Task:
Keep only the lines of the material that contain the string "search". Matching is case-sensitive.

Working data:

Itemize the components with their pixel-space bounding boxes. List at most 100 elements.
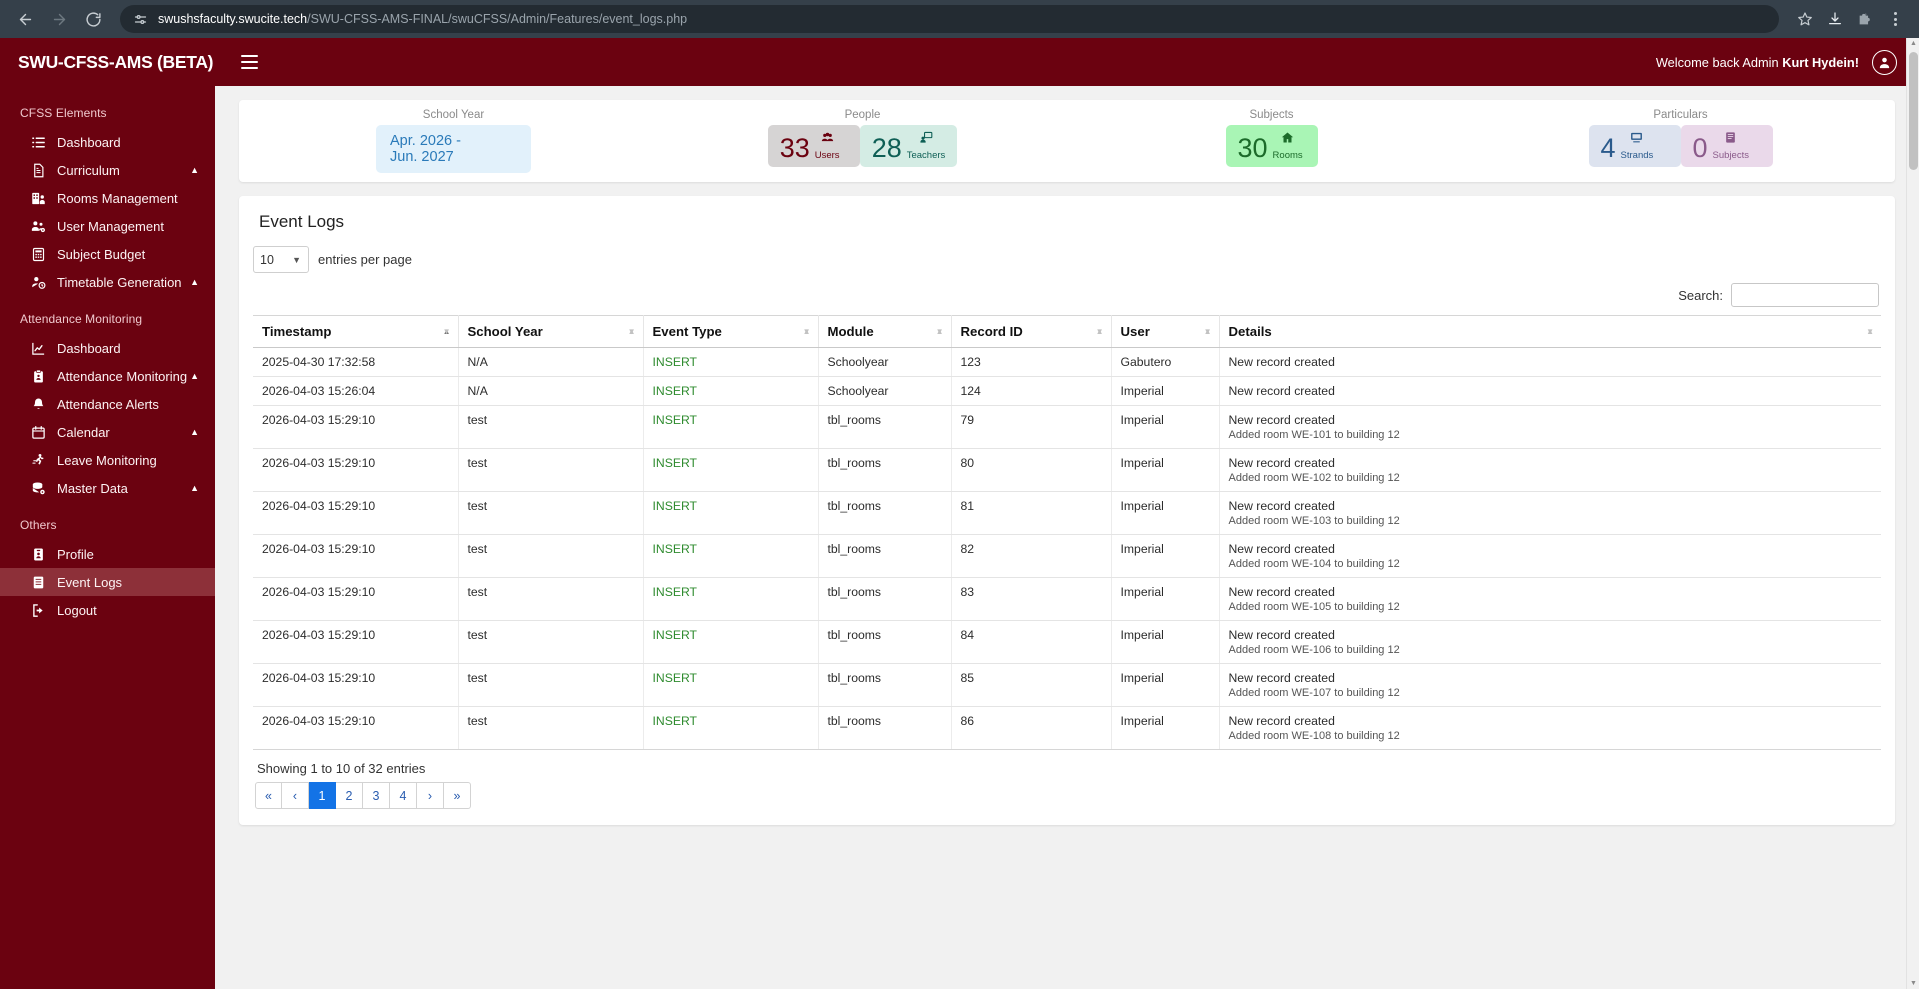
- cell-user: Imperial: [1111, 534, 1220, 578]
- stat-tile-users[interactable]: 33 Users: [767, 125, 860, 167]
- pagination-button-1[interactable]: 1: [309, 782, 336, 809]
- stat-meta: Rooms: [1273, 131, 1303, 162]
- pagination-button-»[interactable]: »: [444, 782, 471, 809]
- scroll-down-arrow-icon[interactable]: ▼: [1910, 980, 1917, 987]
- search-label: Search:: [1678, 287, 1723, 303]
- column-header-details[interactable]: Details ▲ ▼: [1219, 315, 1881, 348]
- column-header-timestamp[interactable]: Timestamp ▲ ▼: [253, 315, 459, 348]
- app-brand: SWU-CFSS-AMS (BETA): [18, 51, 214, 72]
- pagination-button-«[interactable]: «: [255, 782, 282, 809]
- star-icon[interactable]: [1791, 5, 1819, 33]
- cell-details: New record created: [1219, 347, 1881, 377]
- school-year-line2: Jun. 2027: [390, 149, 454, 166]
- cell-event-type: INSERT: [643, 405, 819, 449]
- column-header-user[interactable]: User ▲ ▼: [1111, 315, 1220, 348]
- main-area: Welcome back Admin Kurt Hydein! School Y…: [215, 38, 1919, 989]
- sidebar-item-master-data[interactable]: Master Data ▲: [0, 474, 215, 502]
- sidebar-group-others: Profile Event Logs Logout: [0, 540, 215, 624]
- entries-select-wrap[interactable]: 10 ▼: [253, 246, 309, 273]
- extensions-icon[interactable]: [1851, 5, 1879, 33]
- table-row: 2026-04-03 15:29:10 test INSERT tbl_rooms 79…: [253, 405, 1881, 449]
- column-header-module[interactable]: Module ▲ ▼: [818, 315, 952, 348]
- forward-arrow-icon: [44, 4, 74, 34]
- sidebar-item-leave-monitoring[interactable]: Leave Monitoring: [0, 446, 215, 474]
- page-scrollbar[interactable]: ▲ ▼: [1906, 38, 1919, 989]
- chevron-up-icon[interactable]: ▲: [190, 277, 199, 287]
- url-path: /SWU-CFSS-AMS-FINAL/swuCFSS/Admin/Featur…: [307, 12, 688, 26]
- sidebar-item-profile[interactable]: Profile: [0, 540, 215, 568]
- detail-secondary: Added room WE-108 to building 12: [1228, 730, 1400, 742]
- cell-timestamp: 2026-04-03 15:29:10: [253, 620, 459, 664]
- stat-tile-rooms[interactable]: 30 Rooms: [1225, 125, 1318, 167]
- back-arrow-icon[interactable]: [10, 4, 40, 34]
- column-label: Event Type: [652, 324, 722, 339]
- chevron-up-icon[interactable]: ▲: [190, 483, 199, 493]
- sidebar-item-subject-budget[interactable]: Subject Budget: [0, 240, 215, 268]
- pagination-button-4[interactable]: 4: [390, 782, 417, 809]
- stat-tile-strands[interactable]: 4 Strands: [1588, 125, 1681, 167]
- school-year-line1: Apr. 2026 -: [390, 133, 461, 149]
- stat-value: 4: [1600, 133, 1616, 164]
- search-control: Search:: [253, 279, 1881, 315]
- sidebar-item-timetable-generation[interactable]: Timetable Generation ▲: [0, 268, 215, 296]
- scroll-up-arrow-icon[interactable]: ▲: [1910, 40, 1917, 47]
- book-icon: [30, 574, 46, 590]
- sidebar-item-calendar[interactable]: Calendar ▲: [0, 418, 215, 446]
- search-input[interactable]: [1731, 283, 1879, 307]
- cell-event-type: INSERT: [643, 376, 819, 406]
- sidebar-item-rooms-management[interactable]: Rooms Management: [0, 184, 215, 212]
- stat-tile-school-year[interactable]: Apr. 2026 - Jun. 2027: [376, 125, 531, 174]
- entries-per-page-select[interactable]: 10: [253, 246, 309, 273]
- cell-school-year: test: [458, 405, 644, 449]
- sidebar-item-attendance-monitoring[interactable]: Attendance Monitoring ▲: [0, 362, 215, 390]
- stat-meta: Teachers: [907, 131, 945, 162]
- pagination-button-3[interactable]: 3: [363, 782, 390, 809]
- site-settings-icon[interactable]: [132, 11, 149, 28]
- avatar[interactable]: [1872, 49, 1897, 75]
- sidebar-item-logout[interactable]: Logout: [0, 596, 215, 624]
- sidebar-item-curriculum[interactable]: Curriculum ▲: [0, 156, 215, 184]
- sidebar-item-label: Event Logs: [57, 574, 123, 590]
- stat-meta: Subjects: [1713, 131, 1749, 162]
- stat-group-title: Particulars: [1653, 109, 1708, 121]
- sidebar-item-attendance-alerts[interactable]: Attendance Alerts: [0, 390, 215, 418]
- chevron-up-icon[interactable]: ▲: [190, 427, 199, 437]
- hamburger-menu-icon[interactable]: [241, 55, 258, 69]
- reload-icon[interactable]: [78, 4, 108, 34]
- column-header-event-type[interactable]: Event Type ▲ ▼: [643, 315, 819, 348]
- pagination-button-‹[interactable]: ‹: [282, 782, 309, 809]
- sidebar-item-label: Attendance Monitoring: [57, 368, 188, 384]
- cell-event-type: INSERT: [643, 491, 819, 535]
- pagination-button-›[interactable]: ›: [417, 782, 444, 809]
- stat-value: 28: [871, 133, 902, 164]
- cell-event-type: INSERT: [643, 347, 819, 377]
- stat-tile-subjects[interactable]: 0 Subjects: [1680, 125, 1773, 167]
- scrollbar-thumb[interactable]: [1909, 52, 1918, 170]
- sidebar-item-dashboard[interactable]: Dashboard: [0, 128, 215, 156]
- detail-primary: New record created: [1228, 384, 1335, 398]
- sidebar-item-label: Logout: [57, 602, 97, 618]
- sidebar-item-user-management[interactable]: User Management: [0, 212, 215, 240]
- sidebar-item-attendance-dashboard[interactable]: Dashboard: [0, 334, 215, 362]
- cell-details: New record created Added room WE-103 to b…: [1219, 491, 1881, 535]
- cell-record-id: 83: [951, 577, 1112, 621]
- detail-primary: New record created: [1228, 355, 1335, 369]
- users-icon: [821, 131, 834, 149]
- calendar-icon: [30, 424, 46, 440]
- detail-primary: New record created: [1228, 456, 1335, 470]
- column-header-record-id[interactable]: Record ID ▲ ▼: [951, 315, 1112, 348]
- cell-user: Imperial: [1111, 491, 1220, 535]
- stat-group-particulars: Particulars 4 Strands 0: [1476, 106, 1885, 168]
- sidebar-item-event-logs[interactable]: Event Logs: [0, 568, 215, 596]
- stat-tile-teachers[interactable]: 28 Teachers: [859, 125, 958, 167]
- chevron-up-icon[interactable]: ▲: [190, 165, 199, 175]
- download-icon[interactable]: [1821, 5, 1849, 33]
- three-dot-menu-icon[interactable]: [1881, 5, 1909, 33]
- chevron-up-icon[interactable]: ▲: [190, 371, 199, 381]
- detail-primary: New record created: [1228, 671, 1335, 685]
- cell-school-year: test: [458, 663, 644, 707]
- pagination-button-2[interactable]: 2: [336, 782, 363, 809]
- cell-school-year: test: [458, 577, 644, 621]
- address-bar[interactable]: swushsfaculty.swucite.tech/SWU-CFSS-AMS-…: [120, 5, 1779, 33]
- column-header-school-year[interactable]: School Year ▲ ▼: [458, 315, 644, 348]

Exercise answer:
- search-label: Search:: [1678, 287, 1723, 303]
- search-control: Search:: [253, 279, 1881, 315]
- search-input[interactable]: [1731, 283, 1879, 307]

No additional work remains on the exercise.